◆ YOUR GOAL: Collect all lines below with the string "this".

◆ DATASET EXCERPTS:
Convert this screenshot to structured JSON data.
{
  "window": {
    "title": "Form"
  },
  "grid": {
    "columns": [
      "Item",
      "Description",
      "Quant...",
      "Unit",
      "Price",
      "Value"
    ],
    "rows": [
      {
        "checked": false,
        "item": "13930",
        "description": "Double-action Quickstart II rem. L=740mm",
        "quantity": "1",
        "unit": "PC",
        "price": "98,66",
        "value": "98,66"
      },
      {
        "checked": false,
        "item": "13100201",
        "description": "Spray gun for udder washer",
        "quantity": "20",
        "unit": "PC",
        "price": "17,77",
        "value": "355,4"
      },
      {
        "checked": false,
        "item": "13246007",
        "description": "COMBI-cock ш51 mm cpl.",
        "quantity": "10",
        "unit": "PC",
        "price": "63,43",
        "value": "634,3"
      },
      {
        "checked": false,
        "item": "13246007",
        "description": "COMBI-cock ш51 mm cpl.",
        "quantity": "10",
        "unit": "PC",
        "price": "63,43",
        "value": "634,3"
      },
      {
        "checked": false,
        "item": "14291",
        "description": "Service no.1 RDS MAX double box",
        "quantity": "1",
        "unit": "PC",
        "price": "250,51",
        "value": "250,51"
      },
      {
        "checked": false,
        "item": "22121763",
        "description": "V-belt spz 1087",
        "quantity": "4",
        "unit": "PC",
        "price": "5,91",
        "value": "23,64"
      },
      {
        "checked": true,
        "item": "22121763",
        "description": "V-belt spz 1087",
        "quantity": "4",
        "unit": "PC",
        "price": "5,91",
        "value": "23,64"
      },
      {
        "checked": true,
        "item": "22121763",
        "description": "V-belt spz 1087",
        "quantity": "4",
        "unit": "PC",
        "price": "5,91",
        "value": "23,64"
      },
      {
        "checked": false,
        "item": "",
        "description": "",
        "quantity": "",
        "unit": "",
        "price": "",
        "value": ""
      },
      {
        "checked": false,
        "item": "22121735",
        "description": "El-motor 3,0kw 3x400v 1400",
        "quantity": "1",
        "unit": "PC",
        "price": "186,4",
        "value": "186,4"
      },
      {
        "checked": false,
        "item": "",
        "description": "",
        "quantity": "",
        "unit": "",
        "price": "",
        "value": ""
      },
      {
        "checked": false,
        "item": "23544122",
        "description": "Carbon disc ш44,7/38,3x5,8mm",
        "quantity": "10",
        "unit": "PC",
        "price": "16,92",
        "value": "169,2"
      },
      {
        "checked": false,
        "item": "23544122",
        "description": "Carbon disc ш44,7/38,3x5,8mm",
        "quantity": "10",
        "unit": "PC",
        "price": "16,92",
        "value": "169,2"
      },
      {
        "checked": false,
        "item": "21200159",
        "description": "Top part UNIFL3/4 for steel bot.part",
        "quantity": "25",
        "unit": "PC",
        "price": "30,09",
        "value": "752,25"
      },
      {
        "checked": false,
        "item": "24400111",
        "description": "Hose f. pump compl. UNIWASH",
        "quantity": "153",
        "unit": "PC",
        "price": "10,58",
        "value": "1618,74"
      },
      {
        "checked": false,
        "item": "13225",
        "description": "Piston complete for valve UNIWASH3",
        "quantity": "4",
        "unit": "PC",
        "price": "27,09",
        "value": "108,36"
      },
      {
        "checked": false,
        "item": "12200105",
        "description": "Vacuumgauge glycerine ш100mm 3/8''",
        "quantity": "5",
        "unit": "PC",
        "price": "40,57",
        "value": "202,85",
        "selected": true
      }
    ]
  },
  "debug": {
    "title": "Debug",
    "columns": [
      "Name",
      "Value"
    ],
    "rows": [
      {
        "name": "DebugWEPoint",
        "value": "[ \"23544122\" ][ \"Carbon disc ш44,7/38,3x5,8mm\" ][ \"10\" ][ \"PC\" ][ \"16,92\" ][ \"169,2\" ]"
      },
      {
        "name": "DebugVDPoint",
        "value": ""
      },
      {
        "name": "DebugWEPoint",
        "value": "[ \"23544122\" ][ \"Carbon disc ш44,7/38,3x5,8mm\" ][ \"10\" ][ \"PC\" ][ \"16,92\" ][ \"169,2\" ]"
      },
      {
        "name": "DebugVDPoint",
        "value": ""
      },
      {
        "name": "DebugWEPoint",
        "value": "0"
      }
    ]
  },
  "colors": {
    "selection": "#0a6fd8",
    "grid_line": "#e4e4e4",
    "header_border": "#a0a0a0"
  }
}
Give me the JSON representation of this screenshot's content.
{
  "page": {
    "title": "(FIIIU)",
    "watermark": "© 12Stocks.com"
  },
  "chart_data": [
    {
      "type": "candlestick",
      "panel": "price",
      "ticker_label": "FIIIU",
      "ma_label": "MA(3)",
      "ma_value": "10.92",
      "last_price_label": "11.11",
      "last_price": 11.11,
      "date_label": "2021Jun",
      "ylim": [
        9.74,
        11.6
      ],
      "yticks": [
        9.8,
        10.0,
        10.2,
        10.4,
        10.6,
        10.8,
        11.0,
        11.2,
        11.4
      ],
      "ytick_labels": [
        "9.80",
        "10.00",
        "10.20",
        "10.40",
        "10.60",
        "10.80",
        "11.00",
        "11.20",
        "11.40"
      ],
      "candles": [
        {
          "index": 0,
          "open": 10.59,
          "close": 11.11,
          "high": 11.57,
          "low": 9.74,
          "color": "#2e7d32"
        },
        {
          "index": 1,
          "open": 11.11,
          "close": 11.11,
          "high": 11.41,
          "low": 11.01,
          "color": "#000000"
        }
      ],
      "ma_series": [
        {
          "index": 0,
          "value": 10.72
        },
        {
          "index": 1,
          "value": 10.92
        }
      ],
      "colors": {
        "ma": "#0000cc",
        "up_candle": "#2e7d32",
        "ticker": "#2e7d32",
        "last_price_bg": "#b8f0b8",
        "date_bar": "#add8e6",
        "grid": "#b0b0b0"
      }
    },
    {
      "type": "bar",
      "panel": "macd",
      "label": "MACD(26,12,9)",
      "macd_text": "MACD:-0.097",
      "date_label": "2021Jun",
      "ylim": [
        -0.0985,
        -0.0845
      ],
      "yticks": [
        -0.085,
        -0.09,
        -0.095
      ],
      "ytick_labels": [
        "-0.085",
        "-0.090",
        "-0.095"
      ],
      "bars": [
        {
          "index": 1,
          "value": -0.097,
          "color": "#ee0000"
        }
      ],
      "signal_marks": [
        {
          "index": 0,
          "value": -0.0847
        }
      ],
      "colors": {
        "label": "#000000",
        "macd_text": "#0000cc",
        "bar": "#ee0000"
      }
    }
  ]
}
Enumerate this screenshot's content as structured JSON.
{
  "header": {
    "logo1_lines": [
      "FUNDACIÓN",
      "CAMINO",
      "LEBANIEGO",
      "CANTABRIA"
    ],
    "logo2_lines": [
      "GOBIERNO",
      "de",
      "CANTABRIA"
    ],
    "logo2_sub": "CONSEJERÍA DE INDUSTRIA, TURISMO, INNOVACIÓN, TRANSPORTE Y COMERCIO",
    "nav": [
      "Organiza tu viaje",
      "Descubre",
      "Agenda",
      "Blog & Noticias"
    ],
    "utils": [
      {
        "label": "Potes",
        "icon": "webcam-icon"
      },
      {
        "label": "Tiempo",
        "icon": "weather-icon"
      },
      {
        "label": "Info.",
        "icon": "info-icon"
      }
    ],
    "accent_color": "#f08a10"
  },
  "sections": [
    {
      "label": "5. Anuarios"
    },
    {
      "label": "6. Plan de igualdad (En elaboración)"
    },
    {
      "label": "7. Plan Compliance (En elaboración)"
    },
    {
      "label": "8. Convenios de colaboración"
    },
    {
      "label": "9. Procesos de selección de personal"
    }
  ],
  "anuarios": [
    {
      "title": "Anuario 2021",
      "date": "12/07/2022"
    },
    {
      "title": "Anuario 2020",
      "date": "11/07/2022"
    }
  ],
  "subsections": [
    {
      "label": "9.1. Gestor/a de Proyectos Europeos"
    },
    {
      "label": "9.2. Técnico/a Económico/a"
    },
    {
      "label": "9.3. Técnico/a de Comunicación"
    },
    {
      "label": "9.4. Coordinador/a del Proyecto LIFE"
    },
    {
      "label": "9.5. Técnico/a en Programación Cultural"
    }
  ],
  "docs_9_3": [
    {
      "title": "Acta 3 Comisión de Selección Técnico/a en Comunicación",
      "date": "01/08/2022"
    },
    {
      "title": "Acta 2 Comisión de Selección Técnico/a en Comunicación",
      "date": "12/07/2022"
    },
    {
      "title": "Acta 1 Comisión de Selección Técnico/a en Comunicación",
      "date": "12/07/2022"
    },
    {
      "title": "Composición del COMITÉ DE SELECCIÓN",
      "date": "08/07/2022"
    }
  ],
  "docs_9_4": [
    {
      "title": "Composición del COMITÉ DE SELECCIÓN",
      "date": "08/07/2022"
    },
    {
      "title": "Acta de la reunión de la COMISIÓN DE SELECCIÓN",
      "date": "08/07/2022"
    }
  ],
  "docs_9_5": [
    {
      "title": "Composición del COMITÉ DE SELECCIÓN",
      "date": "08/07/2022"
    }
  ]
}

◆ EXERCISE SOLUTION:
Convert this screenshot to structured JSON data.
Give me the JSON representation of this screenshot's content.
Enumerate this screenshot's content as structured JSON.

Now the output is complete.